--- Begin Dataset excerpts ---

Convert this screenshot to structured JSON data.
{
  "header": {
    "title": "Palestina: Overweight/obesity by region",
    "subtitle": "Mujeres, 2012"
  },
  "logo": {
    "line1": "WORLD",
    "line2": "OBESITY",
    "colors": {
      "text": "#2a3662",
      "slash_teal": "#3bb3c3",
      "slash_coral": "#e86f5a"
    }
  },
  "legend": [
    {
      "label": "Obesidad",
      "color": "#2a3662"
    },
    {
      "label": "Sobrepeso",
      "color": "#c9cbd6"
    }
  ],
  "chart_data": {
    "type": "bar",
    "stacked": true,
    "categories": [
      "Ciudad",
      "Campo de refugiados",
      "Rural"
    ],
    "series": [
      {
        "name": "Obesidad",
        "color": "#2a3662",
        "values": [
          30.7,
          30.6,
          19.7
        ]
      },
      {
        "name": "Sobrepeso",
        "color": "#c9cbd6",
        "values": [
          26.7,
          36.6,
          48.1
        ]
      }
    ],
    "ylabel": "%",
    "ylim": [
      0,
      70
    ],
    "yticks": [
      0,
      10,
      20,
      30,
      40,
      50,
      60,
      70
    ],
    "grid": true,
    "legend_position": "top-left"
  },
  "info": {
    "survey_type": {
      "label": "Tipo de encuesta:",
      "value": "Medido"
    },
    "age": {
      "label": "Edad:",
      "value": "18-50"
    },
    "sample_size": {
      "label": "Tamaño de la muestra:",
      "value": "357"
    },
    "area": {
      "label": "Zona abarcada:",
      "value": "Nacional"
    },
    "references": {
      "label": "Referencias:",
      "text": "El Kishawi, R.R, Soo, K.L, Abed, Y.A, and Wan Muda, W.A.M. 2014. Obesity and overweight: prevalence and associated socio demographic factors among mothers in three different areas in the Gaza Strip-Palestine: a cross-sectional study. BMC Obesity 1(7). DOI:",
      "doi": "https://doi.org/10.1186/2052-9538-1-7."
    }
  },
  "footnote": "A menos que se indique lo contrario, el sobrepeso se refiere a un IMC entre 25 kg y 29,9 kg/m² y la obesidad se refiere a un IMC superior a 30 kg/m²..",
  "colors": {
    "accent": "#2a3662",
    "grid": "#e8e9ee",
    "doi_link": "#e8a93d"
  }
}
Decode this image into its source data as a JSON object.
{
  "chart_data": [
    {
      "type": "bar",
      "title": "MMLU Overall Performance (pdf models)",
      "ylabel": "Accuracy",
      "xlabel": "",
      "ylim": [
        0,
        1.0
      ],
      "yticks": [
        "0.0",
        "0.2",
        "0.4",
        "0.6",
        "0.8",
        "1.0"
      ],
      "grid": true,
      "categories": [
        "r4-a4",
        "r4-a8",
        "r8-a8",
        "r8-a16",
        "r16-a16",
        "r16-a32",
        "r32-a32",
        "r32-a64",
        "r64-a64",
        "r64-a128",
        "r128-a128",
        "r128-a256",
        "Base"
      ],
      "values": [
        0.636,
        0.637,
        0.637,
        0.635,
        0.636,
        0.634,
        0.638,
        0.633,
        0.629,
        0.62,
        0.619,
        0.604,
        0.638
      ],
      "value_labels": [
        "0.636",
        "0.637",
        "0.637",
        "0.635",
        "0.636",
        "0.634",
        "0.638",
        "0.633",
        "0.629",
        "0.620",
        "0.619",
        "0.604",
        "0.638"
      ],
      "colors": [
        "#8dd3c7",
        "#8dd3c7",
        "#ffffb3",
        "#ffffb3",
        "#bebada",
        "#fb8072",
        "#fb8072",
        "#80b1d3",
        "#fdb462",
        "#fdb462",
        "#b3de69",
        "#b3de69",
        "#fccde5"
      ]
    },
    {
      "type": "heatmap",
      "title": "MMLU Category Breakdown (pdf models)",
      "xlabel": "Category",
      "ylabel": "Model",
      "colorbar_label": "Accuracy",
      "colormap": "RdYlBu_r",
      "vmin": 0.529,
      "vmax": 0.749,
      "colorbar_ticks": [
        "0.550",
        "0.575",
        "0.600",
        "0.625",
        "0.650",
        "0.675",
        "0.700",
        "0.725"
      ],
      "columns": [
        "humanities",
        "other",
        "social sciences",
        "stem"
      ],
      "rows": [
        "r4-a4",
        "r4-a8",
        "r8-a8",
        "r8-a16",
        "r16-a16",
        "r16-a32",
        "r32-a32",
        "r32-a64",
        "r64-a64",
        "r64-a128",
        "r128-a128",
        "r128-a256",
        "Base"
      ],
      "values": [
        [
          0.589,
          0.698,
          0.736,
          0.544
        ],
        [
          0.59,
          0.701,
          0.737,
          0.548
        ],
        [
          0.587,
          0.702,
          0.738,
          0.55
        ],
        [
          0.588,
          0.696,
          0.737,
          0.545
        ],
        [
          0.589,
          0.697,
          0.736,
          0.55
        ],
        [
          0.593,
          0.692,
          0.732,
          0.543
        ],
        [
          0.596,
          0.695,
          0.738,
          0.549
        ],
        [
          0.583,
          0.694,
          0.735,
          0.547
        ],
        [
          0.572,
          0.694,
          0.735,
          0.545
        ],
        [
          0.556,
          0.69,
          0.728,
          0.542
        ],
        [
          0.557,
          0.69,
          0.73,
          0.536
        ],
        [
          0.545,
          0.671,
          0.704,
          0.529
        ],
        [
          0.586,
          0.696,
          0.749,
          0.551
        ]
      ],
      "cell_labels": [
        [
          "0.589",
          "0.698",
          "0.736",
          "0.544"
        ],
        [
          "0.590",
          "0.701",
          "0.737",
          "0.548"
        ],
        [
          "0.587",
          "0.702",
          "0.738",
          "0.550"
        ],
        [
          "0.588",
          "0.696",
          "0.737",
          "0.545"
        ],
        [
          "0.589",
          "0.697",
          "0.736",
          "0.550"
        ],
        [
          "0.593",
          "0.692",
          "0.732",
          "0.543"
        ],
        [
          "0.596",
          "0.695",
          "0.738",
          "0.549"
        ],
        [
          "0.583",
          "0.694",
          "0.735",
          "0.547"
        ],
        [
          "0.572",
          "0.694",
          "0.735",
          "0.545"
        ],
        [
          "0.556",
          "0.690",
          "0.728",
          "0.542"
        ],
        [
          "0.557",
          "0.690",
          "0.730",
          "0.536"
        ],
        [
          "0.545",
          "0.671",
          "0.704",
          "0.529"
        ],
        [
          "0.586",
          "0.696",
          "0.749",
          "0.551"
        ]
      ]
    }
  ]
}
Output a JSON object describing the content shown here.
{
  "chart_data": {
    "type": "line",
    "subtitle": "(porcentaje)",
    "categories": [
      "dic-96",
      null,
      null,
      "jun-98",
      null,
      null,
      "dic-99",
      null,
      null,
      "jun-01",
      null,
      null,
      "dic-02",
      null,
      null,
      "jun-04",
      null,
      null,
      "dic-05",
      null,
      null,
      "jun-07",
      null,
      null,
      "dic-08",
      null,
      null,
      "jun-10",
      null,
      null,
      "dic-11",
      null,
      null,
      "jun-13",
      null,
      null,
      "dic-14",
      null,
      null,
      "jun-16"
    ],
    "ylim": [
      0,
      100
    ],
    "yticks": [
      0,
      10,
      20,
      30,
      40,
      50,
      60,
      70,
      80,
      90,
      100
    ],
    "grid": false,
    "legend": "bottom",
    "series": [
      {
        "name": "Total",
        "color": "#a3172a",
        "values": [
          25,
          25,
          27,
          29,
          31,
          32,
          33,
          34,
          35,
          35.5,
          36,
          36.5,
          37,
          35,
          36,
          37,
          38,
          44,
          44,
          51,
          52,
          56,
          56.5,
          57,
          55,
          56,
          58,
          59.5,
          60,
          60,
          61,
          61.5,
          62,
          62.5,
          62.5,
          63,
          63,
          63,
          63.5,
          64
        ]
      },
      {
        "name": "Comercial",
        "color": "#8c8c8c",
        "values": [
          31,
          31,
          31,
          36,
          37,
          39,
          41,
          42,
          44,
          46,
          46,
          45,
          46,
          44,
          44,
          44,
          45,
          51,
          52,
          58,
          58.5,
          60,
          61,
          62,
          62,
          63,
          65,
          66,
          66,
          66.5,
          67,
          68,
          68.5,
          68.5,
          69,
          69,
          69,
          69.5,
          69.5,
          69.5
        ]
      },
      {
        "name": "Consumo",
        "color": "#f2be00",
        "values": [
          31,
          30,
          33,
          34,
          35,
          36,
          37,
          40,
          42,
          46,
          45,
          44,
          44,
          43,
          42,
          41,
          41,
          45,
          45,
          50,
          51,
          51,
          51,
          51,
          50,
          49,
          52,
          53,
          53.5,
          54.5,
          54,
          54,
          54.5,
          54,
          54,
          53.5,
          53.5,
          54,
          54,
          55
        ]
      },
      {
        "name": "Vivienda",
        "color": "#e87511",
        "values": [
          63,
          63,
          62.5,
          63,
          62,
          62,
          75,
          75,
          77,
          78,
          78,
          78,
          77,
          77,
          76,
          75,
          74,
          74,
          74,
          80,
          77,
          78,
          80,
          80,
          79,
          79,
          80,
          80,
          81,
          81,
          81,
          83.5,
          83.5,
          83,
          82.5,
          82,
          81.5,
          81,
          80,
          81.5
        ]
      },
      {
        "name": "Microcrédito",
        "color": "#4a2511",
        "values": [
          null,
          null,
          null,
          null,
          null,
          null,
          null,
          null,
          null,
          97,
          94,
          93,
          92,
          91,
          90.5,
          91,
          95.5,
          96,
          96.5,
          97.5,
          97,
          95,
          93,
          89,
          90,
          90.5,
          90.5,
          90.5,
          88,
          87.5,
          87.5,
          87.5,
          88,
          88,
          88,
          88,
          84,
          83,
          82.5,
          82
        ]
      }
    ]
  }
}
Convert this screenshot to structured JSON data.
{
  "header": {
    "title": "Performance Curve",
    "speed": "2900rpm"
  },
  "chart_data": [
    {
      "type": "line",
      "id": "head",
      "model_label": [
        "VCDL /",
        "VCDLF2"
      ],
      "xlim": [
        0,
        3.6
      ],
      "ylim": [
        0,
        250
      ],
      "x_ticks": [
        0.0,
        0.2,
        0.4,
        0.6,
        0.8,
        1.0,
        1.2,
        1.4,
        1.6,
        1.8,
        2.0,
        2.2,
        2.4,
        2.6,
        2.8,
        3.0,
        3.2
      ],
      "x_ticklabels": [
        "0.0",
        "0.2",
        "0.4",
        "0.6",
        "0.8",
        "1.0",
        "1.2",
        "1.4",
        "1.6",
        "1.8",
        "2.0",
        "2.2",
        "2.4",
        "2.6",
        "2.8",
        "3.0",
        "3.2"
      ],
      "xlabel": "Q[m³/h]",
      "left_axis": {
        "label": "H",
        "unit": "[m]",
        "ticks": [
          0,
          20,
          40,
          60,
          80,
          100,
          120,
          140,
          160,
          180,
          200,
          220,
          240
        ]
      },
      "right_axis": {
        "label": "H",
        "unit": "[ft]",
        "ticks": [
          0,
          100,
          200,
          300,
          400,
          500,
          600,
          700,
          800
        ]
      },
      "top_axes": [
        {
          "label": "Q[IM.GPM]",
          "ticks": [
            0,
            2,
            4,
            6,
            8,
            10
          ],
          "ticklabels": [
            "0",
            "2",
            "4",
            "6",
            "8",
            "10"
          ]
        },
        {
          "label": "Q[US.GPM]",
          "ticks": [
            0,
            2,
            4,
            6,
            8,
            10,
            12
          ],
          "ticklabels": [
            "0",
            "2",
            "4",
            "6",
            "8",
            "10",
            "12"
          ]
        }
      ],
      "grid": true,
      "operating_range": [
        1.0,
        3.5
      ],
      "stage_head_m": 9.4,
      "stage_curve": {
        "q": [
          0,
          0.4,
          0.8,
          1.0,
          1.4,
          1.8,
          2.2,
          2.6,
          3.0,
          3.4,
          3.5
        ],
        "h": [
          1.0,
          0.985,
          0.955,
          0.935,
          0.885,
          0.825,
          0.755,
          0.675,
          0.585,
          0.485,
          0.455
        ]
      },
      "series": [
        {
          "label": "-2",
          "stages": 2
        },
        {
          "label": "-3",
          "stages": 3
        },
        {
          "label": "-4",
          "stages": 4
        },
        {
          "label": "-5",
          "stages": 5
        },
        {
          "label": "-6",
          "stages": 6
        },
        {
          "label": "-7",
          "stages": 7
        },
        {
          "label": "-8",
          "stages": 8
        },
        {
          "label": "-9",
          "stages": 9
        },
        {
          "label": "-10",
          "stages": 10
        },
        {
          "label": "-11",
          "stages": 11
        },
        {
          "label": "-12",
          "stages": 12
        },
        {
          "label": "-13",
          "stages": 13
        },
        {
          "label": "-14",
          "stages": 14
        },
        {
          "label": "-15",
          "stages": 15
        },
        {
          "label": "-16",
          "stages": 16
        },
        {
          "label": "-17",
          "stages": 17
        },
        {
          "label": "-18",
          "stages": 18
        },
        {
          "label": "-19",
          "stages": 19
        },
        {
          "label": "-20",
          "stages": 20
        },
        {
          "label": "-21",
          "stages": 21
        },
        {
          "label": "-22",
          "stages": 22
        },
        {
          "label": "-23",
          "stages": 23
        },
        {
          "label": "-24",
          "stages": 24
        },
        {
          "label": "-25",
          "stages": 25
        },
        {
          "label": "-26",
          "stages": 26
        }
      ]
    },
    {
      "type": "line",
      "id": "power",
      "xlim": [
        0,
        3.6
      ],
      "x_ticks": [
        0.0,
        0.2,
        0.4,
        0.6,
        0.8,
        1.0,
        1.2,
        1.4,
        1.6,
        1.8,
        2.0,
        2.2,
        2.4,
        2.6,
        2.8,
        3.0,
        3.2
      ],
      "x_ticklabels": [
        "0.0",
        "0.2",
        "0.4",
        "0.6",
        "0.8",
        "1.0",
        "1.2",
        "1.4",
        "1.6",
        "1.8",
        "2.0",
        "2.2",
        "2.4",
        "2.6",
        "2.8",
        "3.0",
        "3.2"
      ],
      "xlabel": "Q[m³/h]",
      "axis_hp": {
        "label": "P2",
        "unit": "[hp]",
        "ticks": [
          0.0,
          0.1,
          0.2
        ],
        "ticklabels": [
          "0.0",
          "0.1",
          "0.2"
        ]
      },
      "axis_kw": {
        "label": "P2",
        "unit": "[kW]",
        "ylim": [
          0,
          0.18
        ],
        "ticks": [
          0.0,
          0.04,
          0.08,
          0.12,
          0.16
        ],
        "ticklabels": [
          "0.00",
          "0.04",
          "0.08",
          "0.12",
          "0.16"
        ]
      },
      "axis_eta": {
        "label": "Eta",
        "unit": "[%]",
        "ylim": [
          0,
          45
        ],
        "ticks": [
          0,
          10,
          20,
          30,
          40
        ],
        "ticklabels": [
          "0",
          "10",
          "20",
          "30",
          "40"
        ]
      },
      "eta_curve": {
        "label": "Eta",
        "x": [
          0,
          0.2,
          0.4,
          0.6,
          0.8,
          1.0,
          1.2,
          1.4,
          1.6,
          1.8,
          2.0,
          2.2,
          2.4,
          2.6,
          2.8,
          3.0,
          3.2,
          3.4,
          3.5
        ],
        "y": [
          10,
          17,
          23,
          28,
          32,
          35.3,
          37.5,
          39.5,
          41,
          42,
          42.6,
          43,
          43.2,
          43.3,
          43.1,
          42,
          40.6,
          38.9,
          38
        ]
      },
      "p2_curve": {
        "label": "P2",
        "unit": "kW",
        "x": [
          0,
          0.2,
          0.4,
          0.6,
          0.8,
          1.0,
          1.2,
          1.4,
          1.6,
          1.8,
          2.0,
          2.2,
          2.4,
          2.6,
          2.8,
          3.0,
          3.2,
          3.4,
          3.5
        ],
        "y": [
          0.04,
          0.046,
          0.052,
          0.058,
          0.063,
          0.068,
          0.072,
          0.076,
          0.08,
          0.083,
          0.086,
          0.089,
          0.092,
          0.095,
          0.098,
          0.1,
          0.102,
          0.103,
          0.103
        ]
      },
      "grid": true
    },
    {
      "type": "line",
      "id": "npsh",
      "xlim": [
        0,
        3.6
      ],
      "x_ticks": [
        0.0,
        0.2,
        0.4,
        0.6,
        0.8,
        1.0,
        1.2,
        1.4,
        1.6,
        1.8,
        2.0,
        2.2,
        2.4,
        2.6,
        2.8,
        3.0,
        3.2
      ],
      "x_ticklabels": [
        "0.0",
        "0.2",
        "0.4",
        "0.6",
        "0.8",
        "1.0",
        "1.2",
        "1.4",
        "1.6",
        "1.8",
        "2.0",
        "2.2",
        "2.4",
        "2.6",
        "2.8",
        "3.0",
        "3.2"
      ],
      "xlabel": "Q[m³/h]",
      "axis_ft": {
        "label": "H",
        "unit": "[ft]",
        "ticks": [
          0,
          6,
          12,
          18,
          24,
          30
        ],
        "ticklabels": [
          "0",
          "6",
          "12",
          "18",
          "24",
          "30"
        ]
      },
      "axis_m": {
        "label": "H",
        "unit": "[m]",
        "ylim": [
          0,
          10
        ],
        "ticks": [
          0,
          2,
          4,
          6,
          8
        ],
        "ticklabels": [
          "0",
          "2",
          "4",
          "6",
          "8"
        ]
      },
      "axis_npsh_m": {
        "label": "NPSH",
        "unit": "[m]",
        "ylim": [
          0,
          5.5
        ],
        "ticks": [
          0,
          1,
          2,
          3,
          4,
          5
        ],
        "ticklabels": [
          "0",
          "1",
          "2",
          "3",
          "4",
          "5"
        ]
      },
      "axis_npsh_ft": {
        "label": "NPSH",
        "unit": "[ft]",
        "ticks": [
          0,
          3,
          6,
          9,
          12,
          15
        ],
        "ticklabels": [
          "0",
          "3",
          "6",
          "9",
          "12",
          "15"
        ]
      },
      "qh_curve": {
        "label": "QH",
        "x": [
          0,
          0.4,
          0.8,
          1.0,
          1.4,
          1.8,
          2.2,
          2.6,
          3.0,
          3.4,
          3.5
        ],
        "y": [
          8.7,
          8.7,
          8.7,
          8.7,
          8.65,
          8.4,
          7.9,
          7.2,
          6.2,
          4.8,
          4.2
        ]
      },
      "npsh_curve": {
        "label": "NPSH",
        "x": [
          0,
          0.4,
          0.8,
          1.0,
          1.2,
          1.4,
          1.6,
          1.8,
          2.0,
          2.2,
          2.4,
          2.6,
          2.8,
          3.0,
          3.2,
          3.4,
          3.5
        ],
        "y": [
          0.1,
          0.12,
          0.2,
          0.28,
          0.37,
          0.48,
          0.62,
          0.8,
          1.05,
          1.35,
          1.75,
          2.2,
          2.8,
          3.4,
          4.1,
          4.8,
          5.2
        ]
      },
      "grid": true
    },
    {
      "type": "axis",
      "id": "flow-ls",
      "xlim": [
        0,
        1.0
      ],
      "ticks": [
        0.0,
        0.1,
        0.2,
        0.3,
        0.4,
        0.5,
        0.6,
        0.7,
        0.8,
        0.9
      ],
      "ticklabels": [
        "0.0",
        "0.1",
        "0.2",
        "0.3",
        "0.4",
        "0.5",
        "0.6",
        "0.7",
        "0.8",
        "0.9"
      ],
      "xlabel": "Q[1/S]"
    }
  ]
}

--- End Dataset excerpts ---

- **The problem**
Search the entries for the word "text" and pick out every line that holds it.

- **The answer**
      "text": "#2a3662",
      "text": "El Kishawi, R.R, Soo, K.L, Abed, Y.A, and Wan Muda, W.A.M. 2014. Obesity and overweight: prevalence and associated socio demographic factors among mothers in three different areas in the Gaza Strip-Palestine: a cross-sectional study. BMC Obesity 1(7). DOI:",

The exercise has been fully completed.